■ **What to do**
Convert the items from the first line of the data listing through the line containing "telegram-channel-icon[interactable]: [172, 870, 202, 900]" into a JSON list of strings, one string per line, with blank lines omitted.

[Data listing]
════
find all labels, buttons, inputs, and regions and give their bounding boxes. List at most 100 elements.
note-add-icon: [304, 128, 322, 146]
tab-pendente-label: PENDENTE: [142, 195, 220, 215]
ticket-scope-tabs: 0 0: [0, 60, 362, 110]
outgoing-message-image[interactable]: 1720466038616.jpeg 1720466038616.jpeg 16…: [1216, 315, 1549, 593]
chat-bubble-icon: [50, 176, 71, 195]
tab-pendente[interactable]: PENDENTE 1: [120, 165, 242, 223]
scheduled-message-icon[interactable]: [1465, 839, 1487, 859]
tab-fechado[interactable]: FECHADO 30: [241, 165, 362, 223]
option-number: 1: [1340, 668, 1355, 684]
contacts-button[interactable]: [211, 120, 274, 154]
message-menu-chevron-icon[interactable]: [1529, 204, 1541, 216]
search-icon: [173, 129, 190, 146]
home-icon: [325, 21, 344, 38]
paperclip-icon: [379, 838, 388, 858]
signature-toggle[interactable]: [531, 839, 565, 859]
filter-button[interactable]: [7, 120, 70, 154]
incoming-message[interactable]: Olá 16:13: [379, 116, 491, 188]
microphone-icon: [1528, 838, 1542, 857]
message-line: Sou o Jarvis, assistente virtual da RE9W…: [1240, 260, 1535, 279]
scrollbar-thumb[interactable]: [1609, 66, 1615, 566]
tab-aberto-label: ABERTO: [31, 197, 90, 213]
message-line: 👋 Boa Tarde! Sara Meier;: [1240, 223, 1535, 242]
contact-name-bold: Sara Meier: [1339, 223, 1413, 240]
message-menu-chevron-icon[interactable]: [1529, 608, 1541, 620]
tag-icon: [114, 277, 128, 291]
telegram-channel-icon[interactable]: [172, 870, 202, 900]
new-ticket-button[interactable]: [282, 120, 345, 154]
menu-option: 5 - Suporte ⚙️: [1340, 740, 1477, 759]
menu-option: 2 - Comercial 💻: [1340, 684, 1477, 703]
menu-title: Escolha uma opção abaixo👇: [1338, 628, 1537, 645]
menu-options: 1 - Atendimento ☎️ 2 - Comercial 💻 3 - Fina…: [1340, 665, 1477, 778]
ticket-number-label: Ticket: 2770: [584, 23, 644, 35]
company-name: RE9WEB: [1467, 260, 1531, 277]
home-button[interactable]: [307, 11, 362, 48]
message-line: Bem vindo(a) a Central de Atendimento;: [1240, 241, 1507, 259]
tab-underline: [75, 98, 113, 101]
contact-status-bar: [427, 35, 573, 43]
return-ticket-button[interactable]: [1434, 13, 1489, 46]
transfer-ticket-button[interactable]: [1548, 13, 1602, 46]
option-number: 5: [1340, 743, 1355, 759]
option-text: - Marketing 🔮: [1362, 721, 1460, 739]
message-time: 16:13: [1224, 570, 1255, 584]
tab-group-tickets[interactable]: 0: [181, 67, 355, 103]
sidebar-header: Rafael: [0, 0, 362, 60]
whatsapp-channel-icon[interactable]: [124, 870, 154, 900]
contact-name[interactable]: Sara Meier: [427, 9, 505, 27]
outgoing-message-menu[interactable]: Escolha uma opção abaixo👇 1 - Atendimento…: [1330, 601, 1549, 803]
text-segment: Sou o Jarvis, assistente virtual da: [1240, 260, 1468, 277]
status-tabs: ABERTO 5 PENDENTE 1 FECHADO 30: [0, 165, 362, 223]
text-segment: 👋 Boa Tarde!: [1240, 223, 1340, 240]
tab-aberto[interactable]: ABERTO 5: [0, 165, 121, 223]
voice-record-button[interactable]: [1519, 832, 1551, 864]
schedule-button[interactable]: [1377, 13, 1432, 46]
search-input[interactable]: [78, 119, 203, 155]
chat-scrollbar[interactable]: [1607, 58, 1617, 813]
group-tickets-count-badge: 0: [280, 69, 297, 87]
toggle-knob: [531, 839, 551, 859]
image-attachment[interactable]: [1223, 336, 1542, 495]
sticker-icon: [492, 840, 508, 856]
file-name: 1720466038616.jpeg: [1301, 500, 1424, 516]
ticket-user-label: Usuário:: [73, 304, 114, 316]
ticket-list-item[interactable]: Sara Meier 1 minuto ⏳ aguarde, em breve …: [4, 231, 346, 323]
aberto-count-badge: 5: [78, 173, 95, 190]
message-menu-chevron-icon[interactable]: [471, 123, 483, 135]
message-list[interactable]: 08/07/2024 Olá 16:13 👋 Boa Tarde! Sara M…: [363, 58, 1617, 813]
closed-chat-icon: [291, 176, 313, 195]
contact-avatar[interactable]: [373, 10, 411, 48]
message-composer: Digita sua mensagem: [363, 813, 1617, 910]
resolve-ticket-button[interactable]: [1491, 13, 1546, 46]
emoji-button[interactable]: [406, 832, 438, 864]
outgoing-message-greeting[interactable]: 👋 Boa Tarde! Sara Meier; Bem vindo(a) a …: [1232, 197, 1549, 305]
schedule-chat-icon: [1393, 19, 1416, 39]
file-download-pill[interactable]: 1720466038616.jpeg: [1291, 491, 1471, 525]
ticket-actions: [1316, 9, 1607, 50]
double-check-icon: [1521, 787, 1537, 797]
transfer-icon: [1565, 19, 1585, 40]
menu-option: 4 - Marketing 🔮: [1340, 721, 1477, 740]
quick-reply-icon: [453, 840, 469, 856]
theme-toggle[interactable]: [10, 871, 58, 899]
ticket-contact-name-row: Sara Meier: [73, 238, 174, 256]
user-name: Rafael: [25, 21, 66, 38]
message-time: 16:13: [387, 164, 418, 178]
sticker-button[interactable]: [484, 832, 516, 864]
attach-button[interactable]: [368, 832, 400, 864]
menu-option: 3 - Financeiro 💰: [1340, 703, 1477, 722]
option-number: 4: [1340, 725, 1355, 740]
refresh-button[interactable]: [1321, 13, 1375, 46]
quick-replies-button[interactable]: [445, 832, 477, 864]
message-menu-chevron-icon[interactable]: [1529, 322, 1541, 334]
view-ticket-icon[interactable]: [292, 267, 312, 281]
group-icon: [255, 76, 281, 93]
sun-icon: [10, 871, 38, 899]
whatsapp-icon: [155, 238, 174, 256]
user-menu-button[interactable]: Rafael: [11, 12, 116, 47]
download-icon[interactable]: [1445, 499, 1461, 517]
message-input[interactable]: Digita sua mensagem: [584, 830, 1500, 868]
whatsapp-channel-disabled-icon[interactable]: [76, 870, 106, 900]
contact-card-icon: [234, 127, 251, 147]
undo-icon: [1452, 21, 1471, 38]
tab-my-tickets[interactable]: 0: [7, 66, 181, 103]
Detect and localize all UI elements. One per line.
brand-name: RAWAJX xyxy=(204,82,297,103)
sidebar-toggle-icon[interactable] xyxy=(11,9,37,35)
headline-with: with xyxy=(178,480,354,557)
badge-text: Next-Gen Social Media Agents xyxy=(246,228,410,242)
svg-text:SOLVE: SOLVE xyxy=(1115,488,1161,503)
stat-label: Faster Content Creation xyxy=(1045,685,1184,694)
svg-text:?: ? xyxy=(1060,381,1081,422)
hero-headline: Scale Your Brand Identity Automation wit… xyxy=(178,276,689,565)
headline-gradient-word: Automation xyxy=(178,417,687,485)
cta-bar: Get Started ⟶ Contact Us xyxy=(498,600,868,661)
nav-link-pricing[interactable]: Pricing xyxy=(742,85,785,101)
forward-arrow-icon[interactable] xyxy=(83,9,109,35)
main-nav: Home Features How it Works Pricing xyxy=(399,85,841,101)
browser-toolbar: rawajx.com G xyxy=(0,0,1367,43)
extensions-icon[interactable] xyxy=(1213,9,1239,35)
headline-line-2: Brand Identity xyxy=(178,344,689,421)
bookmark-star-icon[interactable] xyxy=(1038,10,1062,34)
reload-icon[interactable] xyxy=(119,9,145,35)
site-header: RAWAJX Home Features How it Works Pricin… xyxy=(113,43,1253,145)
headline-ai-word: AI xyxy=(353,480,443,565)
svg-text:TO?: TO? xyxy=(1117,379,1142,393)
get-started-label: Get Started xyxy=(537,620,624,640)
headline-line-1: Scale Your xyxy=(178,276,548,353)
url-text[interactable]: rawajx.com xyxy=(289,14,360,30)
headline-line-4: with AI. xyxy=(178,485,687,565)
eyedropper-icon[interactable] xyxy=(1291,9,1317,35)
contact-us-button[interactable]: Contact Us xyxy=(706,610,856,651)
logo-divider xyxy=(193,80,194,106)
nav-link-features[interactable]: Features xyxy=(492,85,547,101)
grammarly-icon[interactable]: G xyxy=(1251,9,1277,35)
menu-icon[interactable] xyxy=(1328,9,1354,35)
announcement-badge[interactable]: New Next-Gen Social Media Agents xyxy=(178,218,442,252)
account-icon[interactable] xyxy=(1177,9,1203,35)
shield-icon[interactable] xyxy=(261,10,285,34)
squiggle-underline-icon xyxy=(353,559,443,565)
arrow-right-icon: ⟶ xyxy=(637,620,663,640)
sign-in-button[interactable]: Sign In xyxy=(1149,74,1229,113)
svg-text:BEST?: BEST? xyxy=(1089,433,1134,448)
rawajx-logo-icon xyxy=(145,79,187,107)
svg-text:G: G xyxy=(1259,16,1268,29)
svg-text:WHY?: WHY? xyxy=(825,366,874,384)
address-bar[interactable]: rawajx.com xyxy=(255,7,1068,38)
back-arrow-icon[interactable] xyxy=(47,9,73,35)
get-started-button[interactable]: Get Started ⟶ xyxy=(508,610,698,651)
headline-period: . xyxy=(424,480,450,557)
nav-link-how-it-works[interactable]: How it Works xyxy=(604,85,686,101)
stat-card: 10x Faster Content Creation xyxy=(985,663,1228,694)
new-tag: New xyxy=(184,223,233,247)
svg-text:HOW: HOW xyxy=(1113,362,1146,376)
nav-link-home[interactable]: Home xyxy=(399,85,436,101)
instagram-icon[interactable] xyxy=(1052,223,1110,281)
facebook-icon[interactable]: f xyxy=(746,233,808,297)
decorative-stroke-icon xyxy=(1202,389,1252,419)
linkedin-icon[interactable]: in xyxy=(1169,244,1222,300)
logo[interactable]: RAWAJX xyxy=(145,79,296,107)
════
■ **Solution to this problem**
[
  "find all labels, buttons, inputs, and regions and give their bounding boxes. List at most 100 elements.",
  "note-add-icon: [304, 128, 322, 146]",
  "tab-pendente-label: PENDENTE: [142, 195, 220, 215]",
  "ticket-scope-tabs: 0 0: [0, 60, 362, 110]",
  "outgoing-message-image[interactable]: 1720466038616.jpeg 1720466038616.jpeg 16…: [1216, 315, 1549, 593]",
  "chat-bubble-icon: [50, 176, 71, 195]",
  "tab-pendente[interactable]: PENDENTE 1: [120, 165, 242, 223]",
  "scheduled-message-icon[interactable]: [1465, 839, 1487, 859]",
  "tab-fechado[interactable]: FECHADO 30: [241, 165, 362, 223]",
  "option-number: 1: [1340, 668, 1355, 684]",
  "contacts-button[interactable]: [211, 120, 274, 154]",
  "message-menu-chevron-icon[interactable]: [1529, 204, 1541, 216]",
  "search-icon: [173, 129, 190, 146]",
  "home-icon: [325, 21, 344, 38]",
  "paperclip-icon: [379, 838, 388, 858]",
  "signature-toggle[interactable]: [531, 839, 565, 859]",
  "filter-button[interactable]: [7, 120, 70, 154]",
  "incoming-message[interactable]: Olá 16:13: [379, 116, 491, 188]",
  "microphone-icon: [1528, 838, 1542, 857]",
  "message-line: Sou o Jarvis, assistente virtual da RE9W…: [1240, 260, 1535, 279]",
  "scrollbar-thumb[interactable]: [1609, 66, 1615, 566]",
  "tab-aberto-label: ABERTO: [31, 197, 90, 213]",
  "message-line: 👋 Boa Tarde! Sara Meier;: [1240, 223, 1535, 242]",
  "contact-name-bold: Sara Meier: [1339, 223, 1413, 240]",
  "message-menu-chevron-icon[interactable]: [1529, 608, 1541, 620]",
  "tag-icon: [114, 277, 128, 291]",
  "telegram-channel-icon[interactable]: [172, 870, 202, 900]"
]